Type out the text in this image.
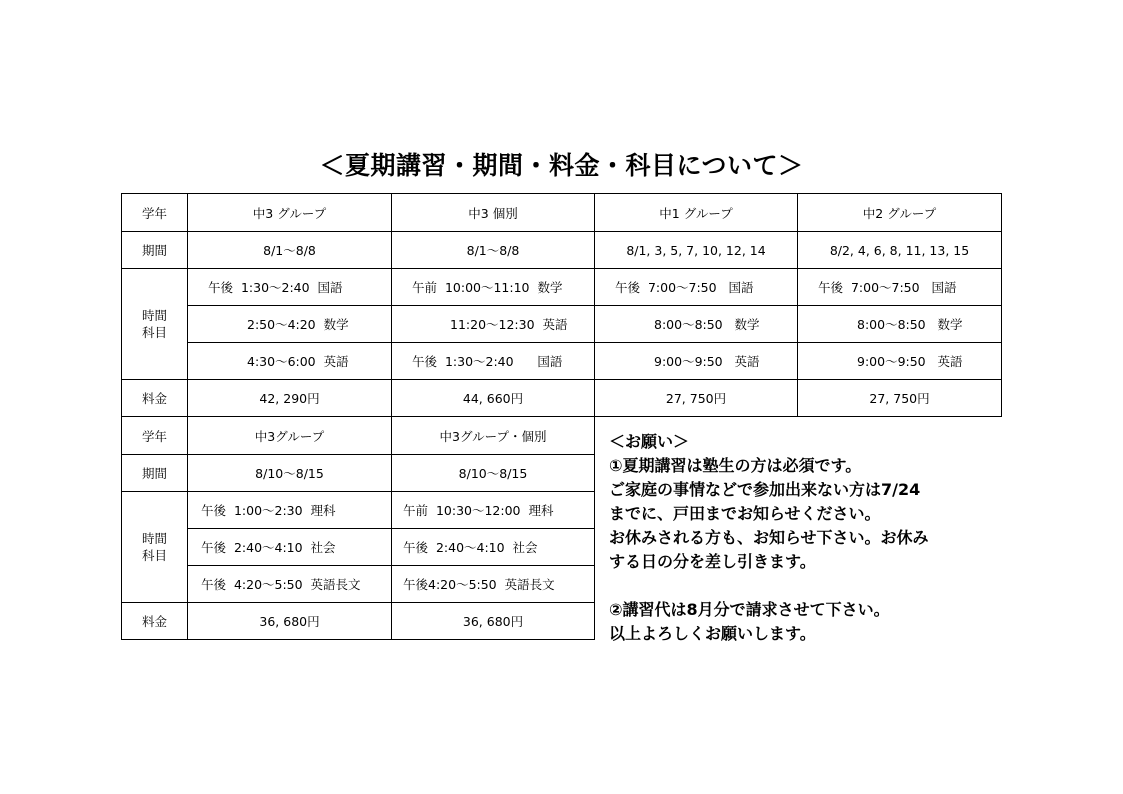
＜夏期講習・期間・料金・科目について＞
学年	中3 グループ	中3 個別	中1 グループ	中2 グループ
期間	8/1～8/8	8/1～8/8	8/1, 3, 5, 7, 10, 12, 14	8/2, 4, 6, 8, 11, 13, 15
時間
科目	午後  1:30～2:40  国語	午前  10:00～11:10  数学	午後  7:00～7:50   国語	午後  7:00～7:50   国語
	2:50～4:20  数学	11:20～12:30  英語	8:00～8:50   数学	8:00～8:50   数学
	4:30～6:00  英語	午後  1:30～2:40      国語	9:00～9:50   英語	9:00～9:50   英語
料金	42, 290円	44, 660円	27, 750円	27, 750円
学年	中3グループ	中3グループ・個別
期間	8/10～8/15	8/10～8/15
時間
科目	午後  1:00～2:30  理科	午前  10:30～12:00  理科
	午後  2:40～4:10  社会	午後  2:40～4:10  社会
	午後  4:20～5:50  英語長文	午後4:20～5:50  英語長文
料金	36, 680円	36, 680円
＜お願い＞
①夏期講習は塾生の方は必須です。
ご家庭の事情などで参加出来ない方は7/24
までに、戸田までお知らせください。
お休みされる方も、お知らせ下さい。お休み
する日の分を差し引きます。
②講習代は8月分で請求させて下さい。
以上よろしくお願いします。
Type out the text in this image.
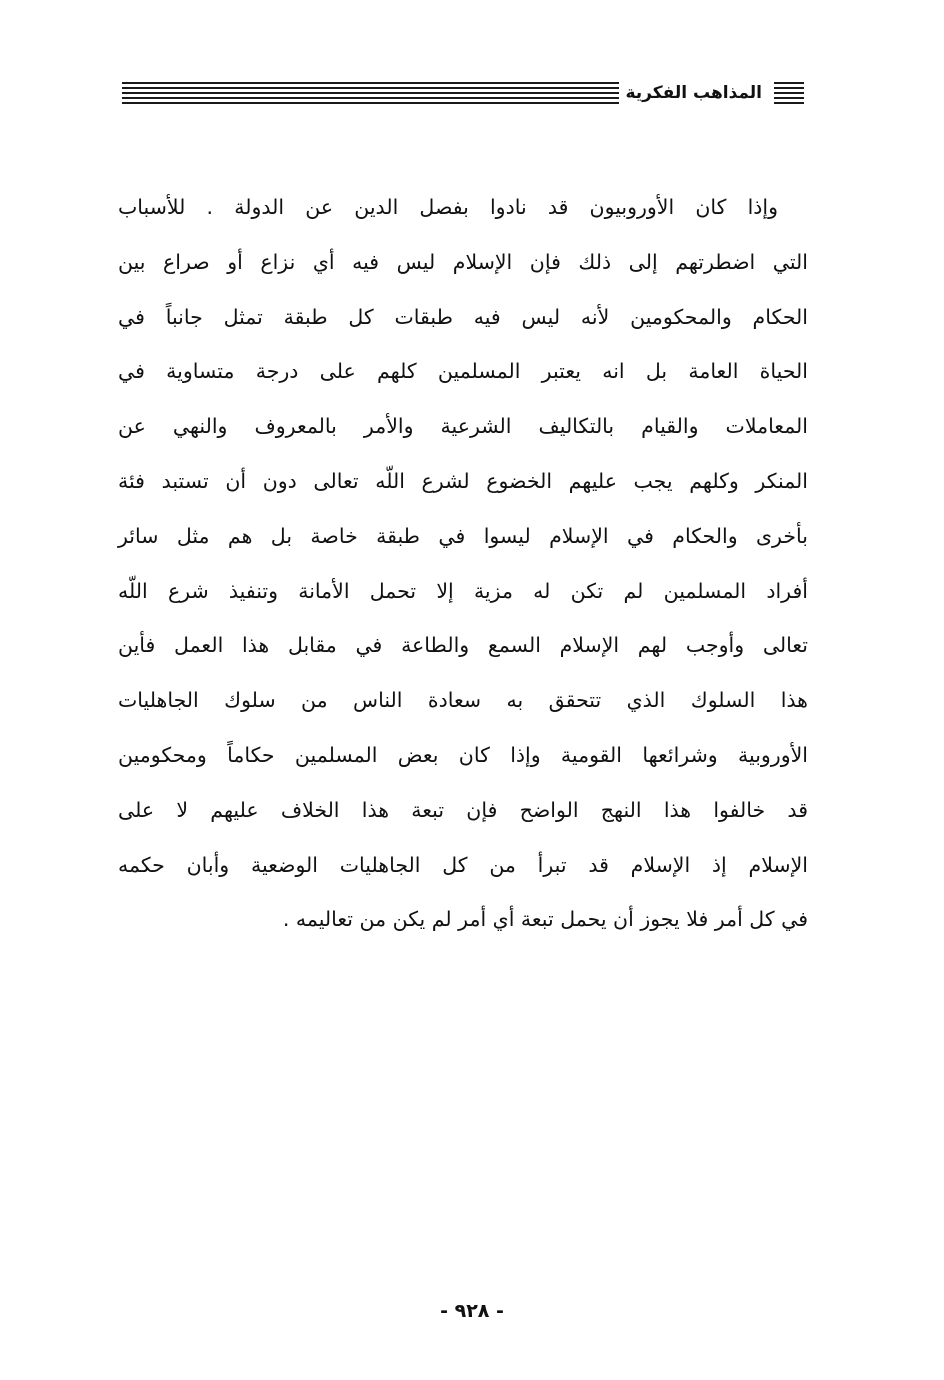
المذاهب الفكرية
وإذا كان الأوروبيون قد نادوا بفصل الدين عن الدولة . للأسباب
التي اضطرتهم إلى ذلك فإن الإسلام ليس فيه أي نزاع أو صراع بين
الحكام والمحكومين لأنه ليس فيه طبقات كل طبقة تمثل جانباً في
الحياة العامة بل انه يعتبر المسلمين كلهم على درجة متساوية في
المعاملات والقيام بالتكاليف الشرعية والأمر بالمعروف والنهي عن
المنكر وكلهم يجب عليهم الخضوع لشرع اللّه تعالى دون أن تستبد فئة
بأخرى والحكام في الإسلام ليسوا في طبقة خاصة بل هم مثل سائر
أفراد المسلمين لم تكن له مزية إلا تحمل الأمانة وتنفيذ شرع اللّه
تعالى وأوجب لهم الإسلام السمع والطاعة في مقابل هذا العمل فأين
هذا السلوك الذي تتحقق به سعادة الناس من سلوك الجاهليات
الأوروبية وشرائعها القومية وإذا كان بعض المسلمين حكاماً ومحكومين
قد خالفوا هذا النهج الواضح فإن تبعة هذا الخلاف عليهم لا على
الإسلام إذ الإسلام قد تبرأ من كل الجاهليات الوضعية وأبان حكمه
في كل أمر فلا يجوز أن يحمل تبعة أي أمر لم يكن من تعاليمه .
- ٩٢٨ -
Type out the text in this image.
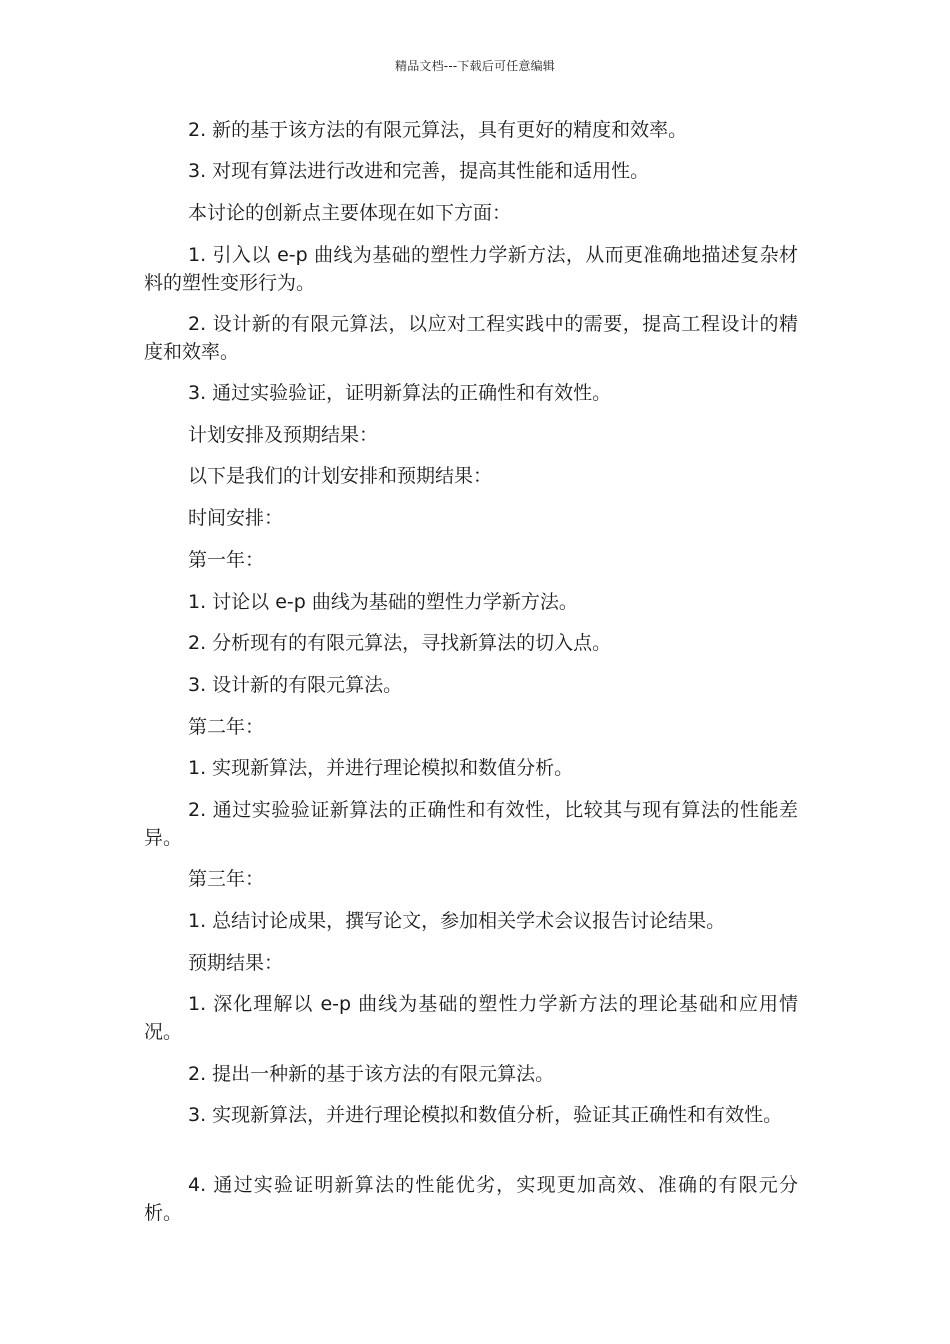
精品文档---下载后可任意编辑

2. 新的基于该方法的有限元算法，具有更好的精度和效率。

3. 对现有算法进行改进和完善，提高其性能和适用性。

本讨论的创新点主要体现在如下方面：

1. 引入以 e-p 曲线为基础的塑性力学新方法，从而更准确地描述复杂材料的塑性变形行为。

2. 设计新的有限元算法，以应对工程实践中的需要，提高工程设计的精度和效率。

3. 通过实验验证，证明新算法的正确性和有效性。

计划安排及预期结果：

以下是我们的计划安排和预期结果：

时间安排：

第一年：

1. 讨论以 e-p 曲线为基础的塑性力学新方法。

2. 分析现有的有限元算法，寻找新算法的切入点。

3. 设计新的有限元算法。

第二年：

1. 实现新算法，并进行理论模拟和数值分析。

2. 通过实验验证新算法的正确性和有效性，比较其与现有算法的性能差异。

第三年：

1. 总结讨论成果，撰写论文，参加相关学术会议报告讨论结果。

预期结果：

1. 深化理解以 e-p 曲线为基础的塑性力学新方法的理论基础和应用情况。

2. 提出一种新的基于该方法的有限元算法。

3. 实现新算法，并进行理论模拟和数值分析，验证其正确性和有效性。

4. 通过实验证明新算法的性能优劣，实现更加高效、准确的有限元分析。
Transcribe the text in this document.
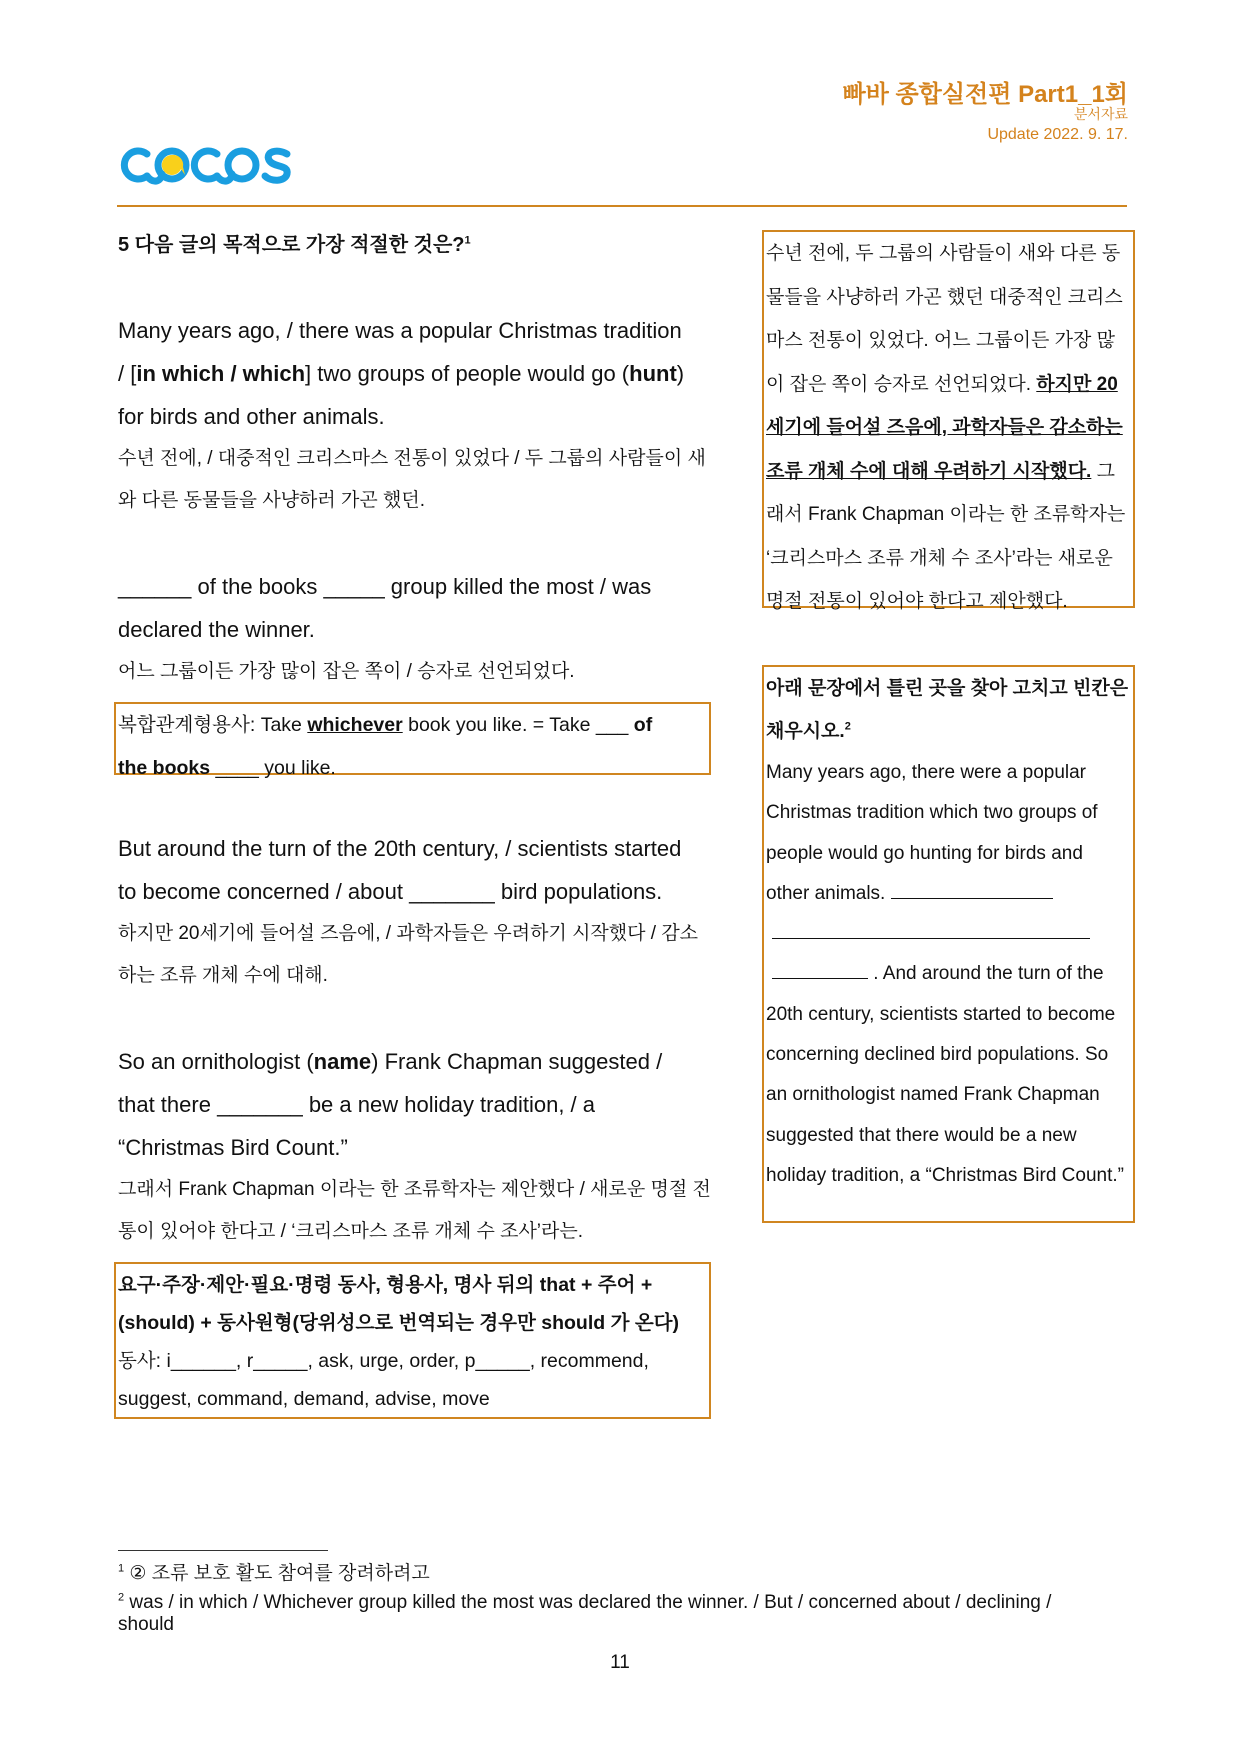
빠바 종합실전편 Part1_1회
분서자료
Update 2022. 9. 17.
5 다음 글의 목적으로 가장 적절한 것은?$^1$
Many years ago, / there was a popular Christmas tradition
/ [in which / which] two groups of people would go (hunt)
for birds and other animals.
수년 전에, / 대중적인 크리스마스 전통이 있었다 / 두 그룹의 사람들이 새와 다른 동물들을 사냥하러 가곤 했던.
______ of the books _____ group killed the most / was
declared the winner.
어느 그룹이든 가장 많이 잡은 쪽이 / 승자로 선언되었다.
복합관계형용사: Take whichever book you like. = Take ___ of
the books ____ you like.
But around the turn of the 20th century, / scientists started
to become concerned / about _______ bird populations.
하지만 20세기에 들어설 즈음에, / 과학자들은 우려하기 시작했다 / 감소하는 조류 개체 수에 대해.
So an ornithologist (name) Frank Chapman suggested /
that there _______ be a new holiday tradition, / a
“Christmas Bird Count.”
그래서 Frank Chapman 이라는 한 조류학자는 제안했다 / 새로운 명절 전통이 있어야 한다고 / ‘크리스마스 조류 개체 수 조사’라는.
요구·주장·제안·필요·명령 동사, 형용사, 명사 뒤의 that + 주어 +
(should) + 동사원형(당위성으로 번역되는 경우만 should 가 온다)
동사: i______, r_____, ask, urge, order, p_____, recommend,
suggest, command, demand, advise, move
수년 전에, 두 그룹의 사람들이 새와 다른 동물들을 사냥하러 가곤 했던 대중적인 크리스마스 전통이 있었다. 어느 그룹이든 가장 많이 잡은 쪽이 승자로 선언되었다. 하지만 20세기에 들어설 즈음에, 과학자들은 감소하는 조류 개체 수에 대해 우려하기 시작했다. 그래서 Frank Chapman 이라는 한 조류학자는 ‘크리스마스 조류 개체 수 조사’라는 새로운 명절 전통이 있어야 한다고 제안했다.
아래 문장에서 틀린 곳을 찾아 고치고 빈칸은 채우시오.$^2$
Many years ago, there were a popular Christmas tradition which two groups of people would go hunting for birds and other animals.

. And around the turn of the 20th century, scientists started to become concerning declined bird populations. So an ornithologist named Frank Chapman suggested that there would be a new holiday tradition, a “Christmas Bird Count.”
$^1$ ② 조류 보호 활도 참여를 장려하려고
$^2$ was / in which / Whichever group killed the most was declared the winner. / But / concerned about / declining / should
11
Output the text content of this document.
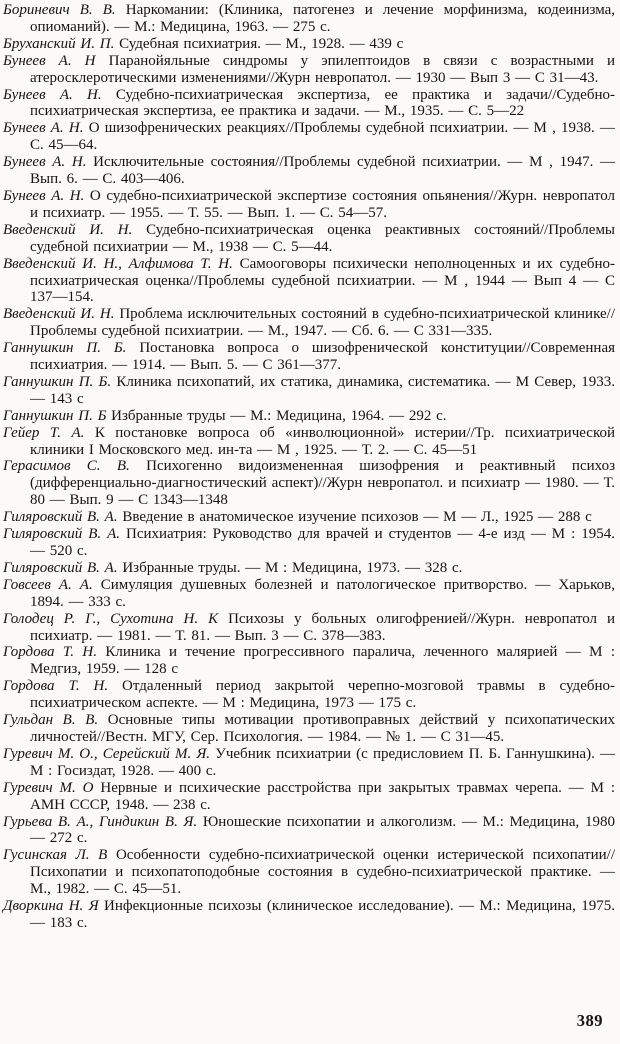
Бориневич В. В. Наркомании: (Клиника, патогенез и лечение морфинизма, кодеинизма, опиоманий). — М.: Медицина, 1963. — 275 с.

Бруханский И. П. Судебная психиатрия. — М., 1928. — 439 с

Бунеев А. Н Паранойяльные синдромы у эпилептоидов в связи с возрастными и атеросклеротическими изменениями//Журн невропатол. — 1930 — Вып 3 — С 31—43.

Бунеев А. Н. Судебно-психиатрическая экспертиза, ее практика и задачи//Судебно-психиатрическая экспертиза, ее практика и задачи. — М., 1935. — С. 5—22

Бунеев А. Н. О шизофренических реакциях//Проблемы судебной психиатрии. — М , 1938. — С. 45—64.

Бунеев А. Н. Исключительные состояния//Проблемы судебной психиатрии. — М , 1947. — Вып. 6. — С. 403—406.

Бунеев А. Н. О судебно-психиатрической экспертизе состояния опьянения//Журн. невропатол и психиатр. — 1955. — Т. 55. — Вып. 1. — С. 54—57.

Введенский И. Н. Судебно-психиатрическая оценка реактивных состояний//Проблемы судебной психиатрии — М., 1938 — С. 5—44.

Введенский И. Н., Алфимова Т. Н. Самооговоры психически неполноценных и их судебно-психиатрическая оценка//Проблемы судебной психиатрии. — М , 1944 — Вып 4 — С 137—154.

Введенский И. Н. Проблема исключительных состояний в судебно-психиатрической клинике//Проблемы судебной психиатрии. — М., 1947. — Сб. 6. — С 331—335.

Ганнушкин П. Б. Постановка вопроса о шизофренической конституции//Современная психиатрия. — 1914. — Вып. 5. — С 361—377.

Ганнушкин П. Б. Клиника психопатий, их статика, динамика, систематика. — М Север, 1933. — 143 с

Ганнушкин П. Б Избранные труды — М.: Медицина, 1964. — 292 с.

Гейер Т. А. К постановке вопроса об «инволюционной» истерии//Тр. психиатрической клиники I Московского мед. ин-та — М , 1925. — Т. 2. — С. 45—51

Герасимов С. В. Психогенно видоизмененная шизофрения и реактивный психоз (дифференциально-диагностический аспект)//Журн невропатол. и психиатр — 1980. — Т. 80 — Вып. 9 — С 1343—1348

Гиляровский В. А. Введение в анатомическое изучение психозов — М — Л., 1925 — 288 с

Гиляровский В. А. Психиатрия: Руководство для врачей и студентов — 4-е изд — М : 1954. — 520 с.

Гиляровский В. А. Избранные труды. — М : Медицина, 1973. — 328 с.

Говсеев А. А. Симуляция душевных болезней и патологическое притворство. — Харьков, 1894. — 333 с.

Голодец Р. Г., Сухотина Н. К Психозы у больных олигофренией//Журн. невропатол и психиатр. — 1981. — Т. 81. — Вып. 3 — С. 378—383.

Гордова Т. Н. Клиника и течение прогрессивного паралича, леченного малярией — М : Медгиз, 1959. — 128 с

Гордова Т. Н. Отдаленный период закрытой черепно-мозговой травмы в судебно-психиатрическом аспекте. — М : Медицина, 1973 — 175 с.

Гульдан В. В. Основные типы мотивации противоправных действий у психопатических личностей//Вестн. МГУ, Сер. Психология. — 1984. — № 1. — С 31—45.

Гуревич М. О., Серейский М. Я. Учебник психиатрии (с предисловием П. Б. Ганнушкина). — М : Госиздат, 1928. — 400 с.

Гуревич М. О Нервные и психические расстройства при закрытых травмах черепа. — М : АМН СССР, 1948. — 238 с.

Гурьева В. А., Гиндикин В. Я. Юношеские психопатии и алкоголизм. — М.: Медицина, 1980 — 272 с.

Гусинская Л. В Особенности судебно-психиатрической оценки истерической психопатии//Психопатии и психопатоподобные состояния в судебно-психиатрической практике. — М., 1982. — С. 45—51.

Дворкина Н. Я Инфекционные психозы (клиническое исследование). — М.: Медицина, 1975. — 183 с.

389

#### Written exercise
Identify all lines where the word "감소하는" shows up. Copy them.

#### The completed task
하지만 20세기에 들어설 즈음에, / 과학자들은 우려하기 시작했다 / 감소하는 조류 개체 수에 대해.
수년 전에, 두 그룹의 사람들이 새와 다른 동물들을 사냥하러 가곤 했던 대중적인 크리스마스 전통이 있었다. 어느 그룹이든 가장 많이 잡은 쪽이 승자로 선언되었다. 하지만 20세기에 들어설 즈음에, 과학자들은 감소하는 조류 개체 수에 대해 우려하기 시작했다. 그래서 Frank Chapman 이라는 한 조류학자는 ‘크리스마스 조류 개체 수 조사’라는 새로운 명절 전통이 있어야 한다고 제안했다.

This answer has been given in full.